-- WHAT YOU NEED TO DO --
Continue the passage below on whether a public authority owes a duty of care for policy and operational decisions, starting right after its final sentence.

-- TEXT SEGMENT --
The distinction between policy and operational factors is not easy to formulate, but the dividing line between them will be observed if we recognize that a public authority is under no duty of care in relation to decisions which involve or are dictated by financial, economic, social or political factors or constraints.  Thus budgetary allocations and the constraints which they entail in terms of allocation of resources cannot be made the subject of a duty of care.  But it may be otherwise when the courts are called upon to apply a standard of care to action or inaction that is merely the product of administrative direction, expert or professional opinion, technical standards or general standards of reasonableness. [Emphasis added.]

 

    The duty of care should apply to a public authority unless there is a valid basis for its exclusion.  A true policy decision undertaken by a government agency constitutes such a valid basis for exclusion.  What constitutes a policy decision may vary infinitely and may be made at different levels although usually at a high level.

 

    The decisions in Anns v. Merton London Borough Council and City of Kamloops v. Nielsen, supra, indicate that a government agency in reaching a decision pertaining to inspection must act in a reasonable manner which constitutes a bona fide exercise of discretion.  To do so they must specifically consider whether to inspect and if so, the system of inspection must be a reasonable one in all the circumstances.

 

    For example, at a high level there may be a policy decision made concerning the inspection of lighthouses.  If the policy decision is made that there is such a pressing need to maintain air safety by the construction of additional airport facilities with the result that no funds can be made available for lighthouse inspection, then this would constitute a bona fide exercise of discretion that would be unassailable.  Should then a lighthouse beacon be extinguished as a result of the lack of inspection and a shipwreck ensue no liability can be placed upon the government agency.  The result would be the same if a policy decision were made to increase the funds for job retraining and reduce the funds for lighthouse inspection so that a beacon could only be inspected every second year and as a result the light was extinguished.  Once again this would constitute the bona fide exercise of discretion.  Thus a decision either not to inspect at all or to reduce the number of inspections may be an unassailable policy decision.  This is so provided it constitutes a reasonable exercise of bona fide discretion based, for example, upon the availability of funds.

 

    On the other hand, if a decision is made to inspect lighthouse facilities the system of inspections must be reasonable and they must be made properly.  See Indian Towing Co., 350 U.S. 61 (1955).  Thus once the policy decision to inspect has been made, the Court may review the scheme of inspection to ensure it is reasonable and has been reasonably carried out in light of all the circumstances, including the availability of funds, to determine whether the government agency has met the requisite standard of care.

 

    At a lower level, government aircraft inspectors checking on the quality of manufactured aircraft parts at a factory may make a policy decision to make a spot check of manufactured items throughout the day as opposed to checking every item manufactured in the course of one hour of the day.  Such a choice as to how the inspection was to be undertaken could well be necessitated by the lack of both trained personnel and funds to provide such inspection personnel.  In those circumstances the policy decision that a spot check inspection would be made could not be attacked.  (See United States v. S.A. Empresa De Viacao Aerea Rio Grandense (Varig Airlines), 467 U.S. 797 (1984).)

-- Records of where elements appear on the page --
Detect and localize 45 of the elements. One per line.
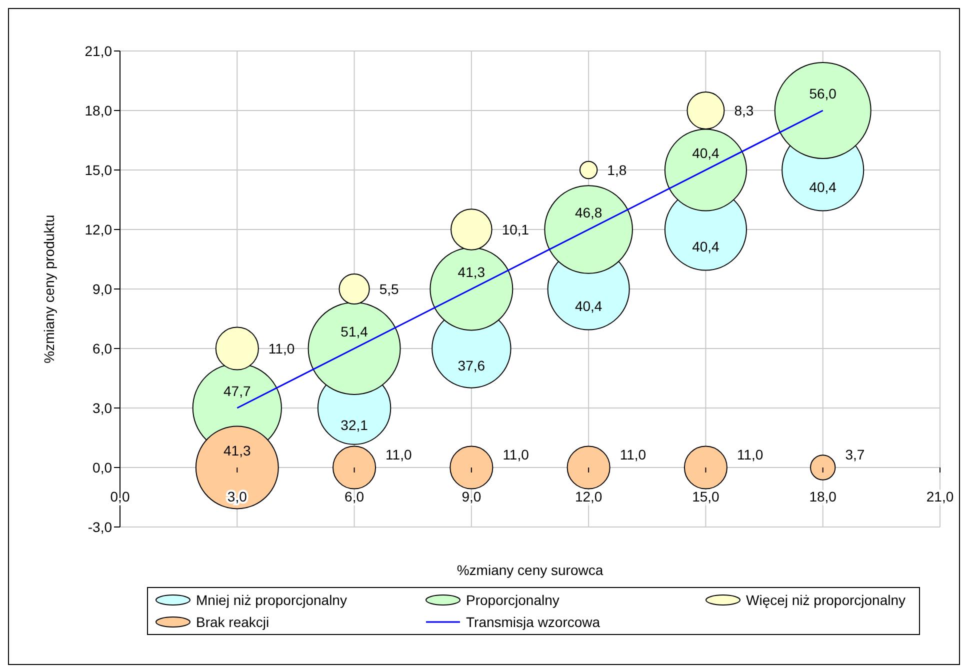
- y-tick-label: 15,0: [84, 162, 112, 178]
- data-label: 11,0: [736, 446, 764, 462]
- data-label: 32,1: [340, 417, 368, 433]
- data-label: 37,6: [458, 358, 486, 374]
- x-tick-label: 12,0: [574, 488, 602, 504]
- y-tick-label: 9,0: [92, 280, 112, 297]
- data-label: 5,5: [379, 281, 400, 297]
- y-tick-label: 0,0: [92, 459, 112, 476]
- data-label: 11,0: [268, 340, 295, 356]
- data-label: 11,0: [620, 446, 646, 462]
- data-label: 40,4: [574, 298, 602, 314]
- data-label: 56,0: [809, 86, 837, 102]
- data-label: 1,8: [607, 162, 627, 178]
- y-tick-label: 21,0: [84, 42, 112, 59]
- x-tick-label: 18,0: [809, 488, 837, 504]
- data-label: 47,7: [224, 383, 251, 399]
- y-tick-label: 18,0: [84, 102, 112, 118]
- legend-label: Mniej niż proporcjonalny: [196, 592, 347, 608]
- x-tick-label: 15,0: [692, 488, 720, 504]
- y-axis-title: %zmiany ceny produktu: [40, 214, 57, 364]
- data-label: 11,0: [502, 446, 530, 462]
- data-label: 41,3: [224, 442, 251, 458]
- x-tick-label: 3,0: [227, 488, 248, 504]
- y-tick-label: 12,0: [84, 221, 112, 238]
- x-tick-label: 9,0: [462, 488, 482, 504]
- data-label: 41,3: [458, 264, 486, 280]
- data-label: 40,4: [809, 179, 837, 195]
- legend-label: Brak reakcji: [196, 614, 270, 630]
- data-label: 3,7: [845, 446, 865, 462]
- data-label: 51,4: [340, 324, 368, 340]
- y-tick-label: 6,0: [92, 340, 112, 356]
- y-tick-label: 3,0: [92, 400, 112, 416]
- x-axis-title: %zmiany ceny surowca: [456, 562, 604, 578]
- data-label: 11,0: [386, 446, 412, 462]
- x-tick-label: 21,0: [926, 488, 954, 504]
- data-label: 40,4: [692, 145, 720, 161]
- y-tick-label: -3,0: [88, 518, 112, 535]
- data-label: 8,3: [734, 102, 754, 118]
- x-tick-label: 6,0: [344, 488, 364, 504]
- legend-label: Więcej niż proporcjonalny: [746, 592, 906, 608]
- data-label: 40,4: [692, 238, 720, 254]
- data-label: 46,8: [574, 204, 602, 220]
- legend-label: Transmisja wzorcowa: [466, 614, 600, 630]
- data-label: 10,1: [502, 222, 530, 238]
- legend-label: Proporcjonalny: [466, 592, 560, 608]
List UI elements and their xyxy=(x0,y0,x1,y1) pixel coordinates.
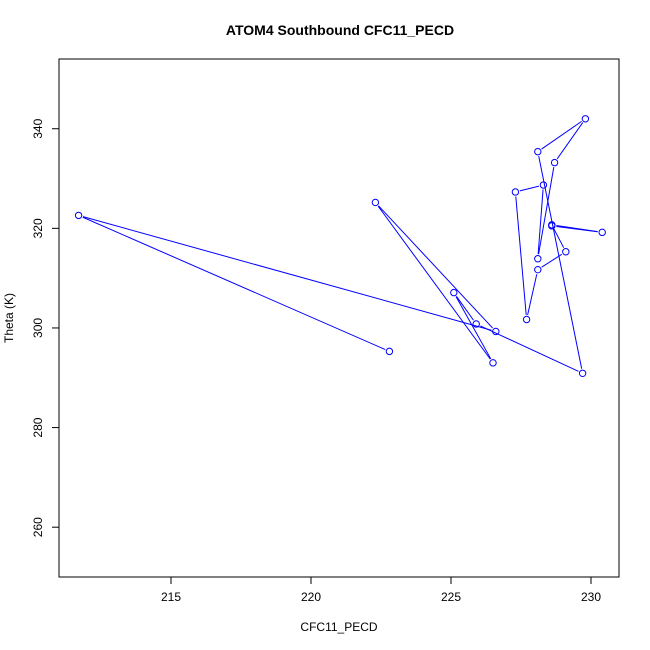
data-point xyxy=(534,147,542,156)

-- TASK RESPONSE --
 

    Thus a true policy decision may be made at a lower level provided that the government agency establishes that it was a reasonable decision in light of the surrounding circumstances.

 

    The consideration of the duty of care that may be owed must be kept separate and distinct from the consideration of the standard of care that should be maintained by the government agency involved.

 

    Let us assume a case where a duty of care is clearly owed by a governmental agency to an individual that is not exempted either by a statutory provision or because it was a true policy decision.  In those circumstances the duty of care owed by the government agency would be the same as that owed by one person to another.  Nevertheless the standard of care imposed upon the Crown may not be the same as that owed by an individual.  An individual is  expected to maintain his or her sidewalk or driveway reasonably, while a government agency such as the respondent may be responsible for the maintenance of hundreds of miles of highway.  The frequency and the nature of inspection required of the individual may well be different from that required of the Crown.  In each case the frequency and method must be reasonable in light of all the surrounding circumstances.  The governmental agency should be entitled to demonstrate that balanced against the nature and quantity of the risk involved, its system of inspection was reasonable in light of all the circumstances including budgetary limits, the personnel and equipment available to it and that it had met the standard duty of care imposed upon it.

 

    It may be convenient at this stage to summarize what I consider to be the principles applicable and the manner of proceeding in cases of this kind.  As a general rule, the traditional tort law duty of care will apply to a government agency in the same way that it will apply to an individual.  In determining whether a duty of care exists the first question to be resolved is whether the parties are in a relationship of sufficient proximity to warrant the imposition of such a duty.  In the case of a government agency, exemption from this imposition of duty may occur as a result of an explicit statutory exemption.  Alternatively, the exemption may arise as a result of the nature of the decision made by the government agency.  That is, a government agency will be exempt from the imposition of a duty of care in situations which arise from its pure policy decisions.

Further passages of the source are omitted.